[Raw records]

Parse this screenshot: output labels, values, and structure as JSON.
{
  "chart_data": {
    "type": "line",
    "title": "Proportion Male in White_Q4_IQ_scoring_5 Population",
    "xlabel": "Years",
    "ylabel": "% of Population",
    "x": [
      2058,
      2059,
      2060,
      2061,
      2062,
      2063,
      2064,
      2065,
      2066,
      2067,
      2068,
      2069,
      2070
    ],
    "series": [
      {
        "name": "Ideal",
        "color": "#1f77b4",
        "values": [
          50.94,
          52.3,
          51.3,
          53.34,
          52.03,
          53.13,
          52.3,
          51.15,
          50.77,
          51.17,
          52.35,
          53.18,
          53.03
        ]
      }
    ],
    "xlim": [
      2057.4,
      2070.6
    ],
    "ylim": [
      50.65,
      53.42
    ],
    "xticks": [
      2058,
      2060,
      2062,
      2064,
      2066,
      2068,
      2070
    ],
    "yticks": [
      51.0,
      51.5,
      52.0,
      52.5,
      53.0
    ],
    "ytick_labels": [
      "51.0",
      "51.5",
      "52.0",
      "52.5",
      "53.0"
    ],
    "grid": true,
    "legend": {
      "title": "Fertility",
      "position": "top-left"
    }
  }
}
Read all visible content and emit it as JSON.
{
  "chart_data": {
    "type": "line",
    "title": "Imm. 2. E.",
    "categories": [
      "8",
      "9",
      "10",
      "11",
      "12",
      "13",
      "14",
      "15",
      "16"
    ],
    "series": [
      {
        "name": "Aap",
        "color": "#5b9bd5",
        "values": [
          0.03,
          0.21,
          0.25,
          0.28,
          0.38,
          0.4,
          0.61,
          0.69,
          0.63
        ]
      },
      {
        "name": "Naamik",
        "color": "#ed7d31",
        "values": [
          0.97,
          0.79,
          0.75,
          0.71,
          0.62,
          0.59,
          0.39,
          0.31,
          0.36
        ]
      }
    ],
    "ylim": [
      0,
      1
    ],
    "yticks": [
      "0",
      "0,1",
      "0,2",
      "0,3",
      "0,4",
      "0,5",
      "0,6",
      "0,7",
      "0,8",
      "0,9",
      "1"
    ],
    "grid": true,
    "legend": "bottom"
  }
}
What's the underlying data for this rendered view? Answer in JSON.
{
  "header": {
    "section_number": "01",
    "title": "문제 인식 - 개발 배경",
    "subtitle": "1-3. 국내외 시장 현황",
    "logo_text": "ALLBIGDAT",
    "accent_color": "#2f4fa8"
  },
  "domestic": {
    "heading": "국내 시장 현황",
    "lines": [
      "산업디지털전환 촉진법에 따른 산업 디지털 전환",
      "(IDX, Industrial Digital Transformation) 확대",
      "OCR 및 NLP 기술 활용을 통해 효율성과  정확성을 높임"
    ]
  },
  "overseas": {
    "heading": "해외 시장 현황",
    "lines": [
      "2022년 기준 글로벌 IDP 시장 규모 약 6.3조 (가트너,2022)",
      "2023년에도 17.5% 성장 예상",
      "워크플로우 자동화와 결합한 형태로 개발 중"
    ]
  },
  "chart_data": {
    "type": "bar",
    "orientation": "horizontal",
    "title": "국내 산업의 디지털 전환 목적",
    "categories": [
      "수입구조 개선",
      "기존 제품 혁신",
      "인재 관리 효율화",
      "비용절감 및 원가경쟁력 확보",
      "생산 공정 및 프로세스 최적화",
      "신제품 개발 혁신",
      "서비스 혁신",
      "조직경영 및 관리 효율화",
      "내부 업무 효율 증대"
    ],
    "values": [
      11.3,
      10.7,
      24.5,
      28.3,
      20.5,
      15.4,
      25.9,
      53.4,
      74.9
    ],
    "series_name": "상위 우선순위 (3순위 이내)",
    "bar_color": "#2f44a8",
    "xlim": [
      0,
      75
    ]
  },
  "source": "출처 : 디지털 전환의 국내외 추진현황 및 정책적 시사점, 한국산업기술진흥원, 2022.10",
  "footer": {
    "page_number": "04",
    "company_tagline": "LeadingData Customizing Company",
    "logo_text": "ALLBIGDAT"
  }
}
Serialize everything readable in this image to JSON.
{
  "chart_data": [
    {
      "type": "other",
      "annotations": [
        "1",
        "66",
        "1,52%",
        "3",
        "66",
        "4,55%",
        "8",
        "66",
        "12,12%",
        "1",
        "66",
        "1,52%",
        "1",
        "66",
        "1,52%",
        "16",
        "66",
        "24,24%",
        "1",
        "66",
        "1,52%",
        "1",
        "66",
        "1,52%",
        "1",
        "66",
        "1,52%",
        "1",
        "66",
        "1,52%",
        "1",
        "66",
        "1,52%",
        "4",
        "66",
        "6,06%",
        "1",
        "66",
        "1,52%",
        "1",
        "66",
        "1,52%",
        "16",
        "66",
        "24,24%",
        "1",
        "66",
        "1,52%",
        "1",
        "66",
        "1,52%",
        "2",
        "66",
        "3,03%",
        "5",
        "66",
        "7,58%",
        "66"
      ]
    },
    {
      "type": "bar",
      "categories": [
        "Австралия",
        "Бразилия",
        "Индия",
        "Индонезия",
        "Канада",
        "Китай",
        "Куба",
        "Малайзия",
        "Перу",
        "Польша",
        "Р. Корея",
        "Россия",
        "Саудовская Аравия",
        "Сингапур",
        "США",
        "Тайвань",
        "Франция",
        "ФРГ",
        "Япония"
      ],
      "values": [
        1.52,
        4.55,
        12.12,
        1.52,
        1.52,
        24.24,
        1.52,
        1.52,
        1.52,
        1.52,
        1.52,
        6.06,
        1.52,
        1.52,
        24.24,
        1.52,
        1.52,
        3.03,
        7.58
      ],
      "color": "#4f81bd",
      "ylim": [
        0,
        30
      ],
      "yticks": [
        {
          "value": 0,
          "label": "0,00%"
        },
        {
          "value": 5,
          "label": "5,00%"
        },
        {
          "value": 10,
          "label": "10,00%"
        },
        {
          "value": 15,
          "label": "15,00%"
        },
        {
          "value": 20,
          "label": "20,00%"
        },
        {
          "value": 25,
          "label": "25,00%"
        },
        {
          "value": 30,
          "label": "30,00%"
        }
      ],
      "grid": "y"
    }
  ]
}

● Problem:
Give back each line above precisely as it stands.

● Task output:
Parse this screenshot: output labels, values, and structure as JSON.
{
  "chart_data": {
    "type": "line",
    "title": "Proportion Male in White_Q4_IQ_scoring_5 Population",
    "xlabel": "Years",
    "ylabel": "% of Population",
    "x": [
      2058,
      2059,
      2060,
      2061,
      2062,
      2063,
      2064,
      2065,
      2066,
      2067,
      2068,
      2069,
      2070
    ],
    "series": [
      {
        "name": "Ideal",
        "color": "#1f77b4",
        "values": [
          50.94,
          52.3,
          51.3,
          53.34,
          52.03,
          53.13,
          52.3,
          51.15,
          50.77,
          51.17,
          52.35,
          53.18,
          53.03
        ]
      }
    ],
    "xlim": [
      2057.4,
      2070.6
    ],
    "ylim": [
      50.65,
      53.42
    ],
    "xticks": [
      2058,
      2060,
      2062,
      2064,
      2066,
      2068,
      2070
    ],
    "yticks": [
      51.0,
      51.5,
      52.0,
      52.5,
      53.0
    ],
    "ytick_labels": [
      "51.0",
      "51.5",
      "52.0",
      "52.5",
      "53.0"
    ],
    "grid": true,
    "legend": {
      "title": "Fertility",
      "position": "top-left"
    }
  }
}
Read all visible content and emit it as JSON.
{
  "chart_data": {
    "type": "line",
    "title": "Imm. 2. E.",
    "categories": [
      "8",
      "9",
      "10",
      "11",
      "12",
      "13",
      "14",
      "15",
      "16"
    ],
    "series": [
      {
        "name": "Aap",
        "color": "#5b9bd5",
        "values": [
          0.03,
          0.21,
          0.25,
          0.28,
          0.38,
          0.4,
          0.61,
          0.69,
          0.63
        ]
      },
      {
        "name": "Naamik",
        "color": "#ed7d31",
        "values": [
          0.97,
          0.79,
          0.75,
          0.71,
          0.62,
          0.59,
          0.39,
          0.31,
          0.36
        ]
      }
    ],
    "ylim": [
      0,
      1
    ],
    "yticks": [
      "0",
      "0,1",
      "0,2",
      "0,3",
      "0,4",
      "0,5",
      "0,6",
      "0,7",
      "0,8",
      "0,9",
      "1"
    ],
    "grid": true,
    "legend": "bottom"
  }
}
What's the underlying data for this rendered view? Answer in JSON.
{
  "header": {
    "section_number": "01",
    "title": "문제 인식 - 개발 배경",
    "subtitle": "1-3. 국내외 시장 현황",
    "logo_text": "ALLBIGDAT",
    "accent_color": "#2f4fa8"
  },
  "domestic": {
    "heading": "국내 시장 현황",
    "lines": [
      "산업디지털전환 촉진법에 따른 산업 디지털 전환",
      "(IDX, Industrial Digital Transformation) 확대",
      "OCR 및 NLP 기술 활용을 통해 효율성과  정확성을 높임"
    ]
  },
  "overseas": {
    "heading": "해외 시장 현황",
    "lines": [
      "2022년 기준 글로벌 IDP 시장 규모 약 6.3조 (가트너,2022)",
      "2023년에도 17.5% 성장 예상",
      "워크플로우 자동화와 결합한 형태로 개발 중"
    ]
  },
  "chart_data": {
    "type": "bar",
    "orientation": "horizontal",
    "title": "국내 산업의 디지털 전환 목적",
    "categories": [
      "수입구조 개선",
      "기존 제품 혁신",
      "인재 관리 효율화",
      "비용절감 및 원가경쟁력 확보",
      "생산 공정 및 프로세스 최적화",
      "신제품 개발 혁신",
      "서비스 혁신",
      "조직경영 및 관리 효율화",
      "내부 업무 효율 증대"
    ],
    "values": [
      11.3,
      10.7,
      24.5,
      28.3,
      20.5,
      15.4,
      25.9,
      53.4,
      74.9
    ],
    "series_name": "상위 우선순위 (3순위 이내)",
    "bar_color": "#2f44a8",
    "xlim": [
      0,
      75
    ]
  },
  "source": "출처 : 디지털 전환의 국내외 추진현황 및 정책적 시사점, 한국산업기술진흥원, 2022.10",
  "footer": {
    "page_number": "04",
    "company_tagline": "LeadingData Customizing Company",
    "logo_text": "ALLBIGDAT"
  }
}
Serialize everything readable in this image to JSON.
{
  "chart_data": [
    {
      "type": "other",
      "annotations": [
        "1",
        "66",
        "1,52%",
        "3",
        "66",
        "4,55%",
        "8",
        "66",
        "12,12%",
        "1",
        "66",
        "1,52%",
        "1",
        "66",
        "1,52%",
        "16",
        "66",
        "24,24%",
        "1",
        "66",
        "1,52%",
        "1",
        "66",
        "1,52%",
        "1",
        "66",
        "1,52%",
        "1",
        "66",
        "1,52%",
        "1",
        "66",
        "1,52%",
        "4",
        "66",
        "6,06%",
        "1",
        "66",
        "1,52%",
        "1",
        "66",
        "1,52%",
        "16",
        "66",
        "24,24%",
        "1",
        "66",
        "1,52%",
        "1",
        "66",
        "1,52%",
        "2",
        "66",
        "3,03%",
        "5",
        "66",
        "7,58%",
        "66"
      ]
    },
    {
      "type": "bar",
      "categories": [
        "Австралия",
        "Бразилия",
        "Индия",
        "Индонезия",
        "Канада",
        "Китай",
        "Куба",
        "Малайзия",
        "Перу",
        "Польша",
        "Р. Корея",
        "Россия",
        "Саудовская Аравия",
        "Сингапур",
        "США",
        "Тайвань",
        "Франция",
        "ФРГ",
        "Япония"
      ],
      "values": [
        1.52,
        4.55,
        12.12,
        1.52,
        1.52,
        24.24,
        1.52,
        1.52,
        1.52,
        1.52,
        1.52,
        6.06,
        1.52,
        1.52,
        24.24,
        1.52,
        1.52,
        3.03,
        7.58
      ],
      "color": "#4f81bd",
      "ylim": [
        0,
        30
      ],
      "yticks": [
        {
          "value": 0,
          "label": "0,00%"
        },
        {
          "value": 5,
          "label": "5,00%"
        },
        {
          "value": 10,
          "label": "10,00%"
        },
        {
          "value": 15,
          "label": "15,00%"
        },
        {
          "value": 20,
          "label": "20,00%"
        },
        {
          "value": 25,
          "label": "25,00%"
        },
        {
          "value": 30,
          "label": "30,00%"
        }
      ],
      "grid": "y"
    }
  ]
}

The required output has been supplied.